From the listing below, extract each entry exactly as written, minus the images.

========================================================================

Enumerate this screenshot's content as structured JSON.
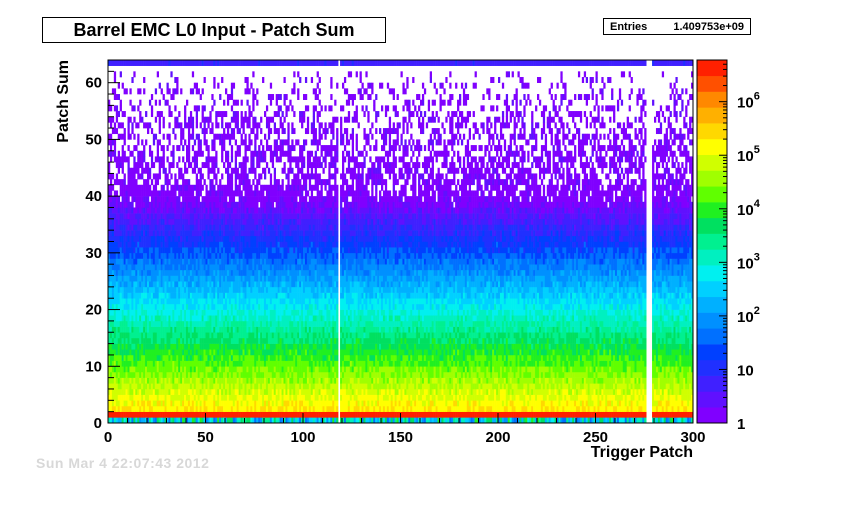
{
  "title": "Barrel EMC L0 Input - Patch Sum",
  "stats": {
    "label": "Entries",
    "value": "1.409753e+09"
  },
  "footer": "Sun Mar  4 22:07:43 2012",
  "chart_data": {
    "type": "heatmap",
    "title": "Barrel EMC L0 Input - Patch Sum",
    "xlabel": "Trigger Patch",
    "ylabel": "Patch Sum",
    "xlim": [
      0,
      300
    ],
    "ylim": [
      0,
      64
    ],
    "x_ticks": [
      0,
      50,
      100,
      150,
      200,
      250,
      300
    ],
    "y_ticks": [
      0,
      10,
      20,
      30,
      40,
      50,
      60
    ],
    "z_scale": "log",
    "zlim": [
      1,
      6000000
    ],
    "z_ticks": [
      {
        "value": 1,
        "label": "1"
      },
      {
        "value": 10,
        "label": "10"
      },
      {
        "value": 100,
        "label": "10",
        "exp": "2"
      },
      {
        "value": 1000,
        "label": "10",
        "exp": "3"
      },
      {
        "value": 10000,
        "label": "10",
        "exp": "4"
      },
      {
        "value": 100000,
        "label": "10",
        "exp": "5"
      },
      {
        "value": 1000000,
        "label": "10",
        "exp": "6"
      }
    ],
    "empty_columns": [
      118,
      276,
      277,
      278
    ],
    "saturation_row": 63,
    "peak_row": 1,
    "palette": [
      "#8000ff",
      "#6010ff",
      "#4020ff",
      "#2030ff",
      "#0040ff",
      "#0070ff",
      "#0090ff",
      "#00b0ff",
      "#00d0ff",
      "#00f0f0",
      "#00f0c0",
      "#00f090",
      "#00e060",
      "#20f020",
      "#60ff00",
      "#a0ff00",
      "#d0ff00",
      "#ffff00",
      "#ffd800",
      "#ffb000",
      "#ff8800",
      "#ff5000",
      "#ff2000"
    ]
  }
}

========================================================================

Worked solution:
Enumerate this screenshot's content as structured JSON.
{
  "title": "Barrel EMC L0 Input - Patch Sum",
  "stats": {
    "label": "Entries",
    "value": "1.409753e+09"
  },
  "footer": "Sun Mar  4 22:07:43 2012",
  "chart_data": {
    "type": "heatmap",
    "title": "Barrel EMC L0 Input - Patch Sum",
    "xlabel": "Trigger Patch",
    "ylabel": "Patch Sum",
    "xlim": [
      0,
      300
    ],
    "ylim": [
      0,
      64
    ],
    "x_ticks": [
      0,
      50,
      100,
      150,
      200,
      250,
      300
    ],
    "y_ticks": [
      0,
      10,
      20,
      30,
      40,
      50,
      60
    ],
    "z_scale": "log",
    "zlim": [
      1,
      6000000
    ],
    "z_ticks": [
      {
        "value": 1,
        "label": "1"
      },
      {
        "value": 10,
        "label": "10"
      },
      {
        "value": 100,
        "label": "10",
        "exp": "2"
      },
      {
        "value": 1000,
        "label": "10",
        "exp": "3"
      },
      {
        "value": 10000,
        "label": "10",
        "exp": "4"
      },
      {
        "value": 100000,
        "label": "10",
        "exp": "5"
      },
      {
        "value": 1000000,
        "label": "10",
        "exp": "6"
      }
    ],
    "empty_columns": [
      118,
      276,
      277,
      278
    ],
    "saturation_row": 63,
    "peak_row": 1,
    "palette": [
      "#8000ff",
      "#6010ff",
      "#4020ff",
      "#2030ff",
      "#0040ff",
      "#0070ff",
      "#0090ff",
      "#00b0ff",
      "#00d0ff",
      "#00f0f0",
      "#00f0c0",
      "#00f090",
      "#00e060",
      "#20f020",
      "#60ff00",
      "#a0ff00",
      "#d0ff00",
      "#ffff00",
      "#ffd800",
      "#ffb000",
      "#ff8800",
      "#ff5000",
      "#ff2000"
    ]
  }
}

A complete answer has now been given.